PASAJE CITADO:
Hoy se trata de hablar de ellas, de ese tipo de madres que ante una carga de profundidad en lo más hondo de su línea de flotación, son capaces de darnos a todos una lección de amor y valentía. Omito por esta vez el uso del genérico sin ceder a la falsa polémica del sexismo lingüístico ni buscar, sin más, la expresión políticamente correcta. Claro que también hay padres que deben considerarse incluidos, pero la naturaleza conjuga parir en femenino. 

Tuve la oportunidad de encontrarme con algunas en mi trabajo y he visto de cerca su fractura emocional y sobre todo, su valentía y sus ganas de salir adelante, a pesar de que las lágrimas apenas consigan enjugar las incomprensiones. Confieso, incluso, que me han puesto un nudo en la garganta más veces de las que usé corbata y a ellas debo en parte el mérito, si alguna vez lo he conseguido, de hacer más humano mi trabajo. Pasado el trago amargo de asumir -sea cuando sea- que su ser más querido no será una esperanza de supervivencia ni el espejo amable en que recrear una vejez que aún se supone lejana, hacen virtud de la desdicha y empuñan la bandera de la lucha para que el hijo sea el más feliz del mundo, aunque sepa que, atado a la discapacidad, va a depender siempre de ella. ¿Cómo entender el quebranto que supone asumir una maternidad que difiere de los cánones de calidad que ha impuesto, sin demasiada fortuna, el afán de perfección? ¿Adjudicando al azar genético o accidental la culpa o el mérito? ¿Cómo explicar la brecha afectiva de alguien que siente lastrada su vida por el punto más doloroso? Ni siquiera la incompetencia que adorna a muchos de los que deciden, explica la falta de reconocimiento con que pagamos su ejemplo.

OBJETIVO: Prolonga el texto sobre las madres de hijos con discapacidad a partir de su última frase. El material que viene a continuación no guarda relación con este texto.

EXTRACTOS DEL MATERIAL:

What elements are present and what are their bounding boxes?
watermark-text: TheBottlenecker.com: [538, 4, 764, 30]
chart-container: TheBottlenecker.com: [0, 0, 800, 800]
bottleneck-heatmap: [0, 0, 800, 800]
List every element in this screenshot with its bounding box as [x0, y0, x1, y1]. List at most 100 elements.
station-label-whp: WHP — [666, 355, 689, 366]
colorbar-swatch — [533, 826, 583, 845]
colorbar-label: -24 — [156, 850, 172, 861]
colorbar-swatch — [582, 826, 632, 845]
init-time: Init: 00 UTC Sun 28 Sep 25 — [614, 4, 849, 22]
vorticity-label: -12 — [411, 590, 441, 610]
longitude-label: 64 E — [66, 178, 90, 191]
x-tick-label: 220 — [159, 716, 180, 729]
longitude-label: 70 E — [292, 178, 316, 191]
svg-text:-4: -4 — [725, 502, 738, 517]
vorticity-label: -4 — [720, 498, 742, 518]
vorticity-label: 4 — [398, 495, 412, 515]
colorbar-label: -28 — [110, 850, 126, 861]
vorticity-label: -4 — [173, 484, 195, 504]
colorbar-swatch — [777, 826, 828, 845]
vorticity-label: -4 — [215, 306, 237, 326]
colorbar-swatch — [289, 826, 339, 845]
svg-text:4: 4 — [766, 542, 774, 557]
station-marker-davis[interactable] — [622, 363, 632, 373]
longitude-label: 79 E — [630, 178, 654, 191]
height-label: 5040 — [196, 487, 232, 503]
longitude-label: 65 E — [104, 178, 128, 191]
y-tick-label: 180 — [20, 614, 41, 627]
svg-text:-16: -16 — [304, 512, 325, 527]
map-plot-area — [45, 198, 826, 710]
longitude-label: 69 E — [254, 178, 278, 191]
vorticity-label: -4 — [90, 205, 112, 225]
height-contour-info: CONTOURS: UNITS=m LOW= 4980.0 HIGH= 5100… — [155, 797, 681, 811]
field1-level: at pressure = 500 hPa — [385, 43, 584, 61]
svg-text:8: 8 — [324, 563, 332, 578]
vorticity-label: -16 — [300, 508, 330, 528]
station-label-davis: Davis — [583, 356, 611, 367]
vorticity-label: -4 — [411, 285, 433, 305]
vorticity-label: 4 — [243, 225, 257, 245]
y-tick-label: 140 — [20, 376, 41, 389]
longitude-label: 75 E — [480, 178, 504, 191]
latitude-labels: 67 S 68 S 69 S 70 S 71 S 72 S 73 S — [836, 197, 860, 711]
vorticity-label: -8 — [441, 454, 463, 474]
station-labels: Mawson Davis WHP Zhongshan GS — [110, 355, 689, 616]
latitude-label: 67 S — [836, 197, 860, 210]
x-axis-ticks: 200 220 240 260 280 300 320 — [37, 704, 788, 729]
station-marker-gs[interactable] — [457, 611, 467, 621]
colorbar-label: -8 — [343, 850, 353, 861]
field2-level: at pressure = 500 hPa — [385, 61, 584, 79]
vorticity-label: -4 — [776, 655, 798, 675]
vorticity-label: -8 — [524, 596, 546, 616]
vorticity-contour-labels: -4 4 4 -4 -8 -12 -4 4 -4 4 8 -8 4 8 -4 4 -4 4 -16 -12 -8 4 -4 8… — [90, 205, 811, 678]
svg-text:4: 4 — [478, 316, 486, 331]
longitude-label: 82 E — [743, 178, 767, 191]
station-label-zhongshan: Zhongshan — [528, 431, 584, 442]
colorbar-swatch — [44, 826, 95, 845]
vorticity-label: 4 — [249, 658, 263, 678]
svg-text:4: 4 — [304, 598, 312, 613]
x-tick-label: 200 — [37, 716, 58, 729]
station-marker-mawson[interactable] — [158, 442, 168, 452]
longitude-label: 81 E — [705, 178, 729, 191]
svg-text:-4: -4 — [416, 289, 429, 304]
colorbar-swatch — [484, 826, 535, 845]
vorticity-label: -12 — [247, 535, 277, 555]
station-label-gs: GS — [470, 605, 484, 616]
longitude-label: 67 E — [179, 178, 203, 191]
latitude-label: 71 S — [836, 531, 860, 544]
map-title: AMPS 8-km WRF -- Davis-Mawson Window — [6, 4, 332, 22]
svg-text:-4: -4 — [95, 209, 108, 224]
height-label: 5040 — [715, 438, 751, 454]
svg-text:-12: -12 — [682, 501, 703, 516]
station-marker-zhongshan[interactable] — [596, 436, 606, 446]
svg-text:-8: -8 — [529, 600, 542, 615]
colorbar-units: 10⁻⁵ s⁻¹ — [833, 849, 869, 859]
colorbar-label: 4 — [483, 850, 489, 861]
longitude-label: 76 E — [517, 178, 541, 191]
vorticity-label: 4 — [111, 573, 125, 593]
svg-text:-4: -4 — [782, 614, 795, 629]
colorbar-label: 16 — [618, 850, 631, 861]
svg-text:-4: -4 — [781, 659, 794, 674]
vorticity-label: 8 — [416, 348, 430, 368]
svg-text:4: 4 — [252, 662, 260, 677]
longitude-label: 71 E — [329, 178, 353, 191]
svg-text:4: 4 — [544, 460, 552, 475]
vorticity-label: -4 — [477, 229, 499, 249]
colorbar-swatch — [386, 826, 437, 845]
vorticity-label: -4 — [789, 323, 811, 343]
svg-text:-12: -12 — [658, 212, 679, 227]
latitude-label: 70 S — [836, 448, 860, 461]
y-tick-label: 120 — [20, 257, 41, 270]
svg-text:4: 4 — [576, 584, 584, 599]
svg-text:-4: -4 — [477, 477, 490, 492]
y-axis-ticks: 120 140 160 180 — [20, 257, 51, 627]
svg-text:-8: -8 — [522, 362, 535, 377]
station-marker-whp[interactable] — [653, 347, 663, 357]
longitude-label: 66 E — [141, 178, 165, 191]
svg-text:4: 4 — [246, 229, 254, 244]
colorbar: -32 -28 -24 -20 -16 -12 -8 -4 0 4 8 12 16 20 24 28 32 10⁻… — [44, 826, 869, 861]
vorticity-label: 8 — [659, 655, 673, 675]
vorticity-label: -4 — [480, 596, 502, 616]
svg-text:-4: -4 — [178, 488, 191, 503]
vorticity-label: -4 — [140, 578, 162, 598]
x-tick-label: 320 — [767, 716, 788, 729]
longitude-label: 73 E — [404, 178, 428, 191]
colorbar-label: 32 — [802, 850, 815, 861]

RESPUESTA:
No hace falta dar nombres ni buscarlas porque, algo hemos avanzado, ya no se esconde nada ni nadie y salen a la calle haciendo virtud de la adversidad. Mínimamente ayudadas por unas leyes de dependencia que apenas justifican los méritos de quienes se cuelgan las medallas, se echan el mundo al hombro cada día para demostrar que sus hijos -sus hijas, qué más da- son lo mismo que todos, es decir, diferentes. Alguna vez las he observado avanzar por la calle  envueltas en el brillo de una dignidad profunda, mientras echo de menos un séquito de velas, estandartes, tambores y mantillas, porque en los momentos de incertidumbre acerca del rumbo dudoso y absurdo de este cambalache que nos acoge en forma de guarida temporal, he llegado a creer que, si esto tiene salvación, será por los méritos de estas dolorosas de cuya cofradía me considero devoto penitente.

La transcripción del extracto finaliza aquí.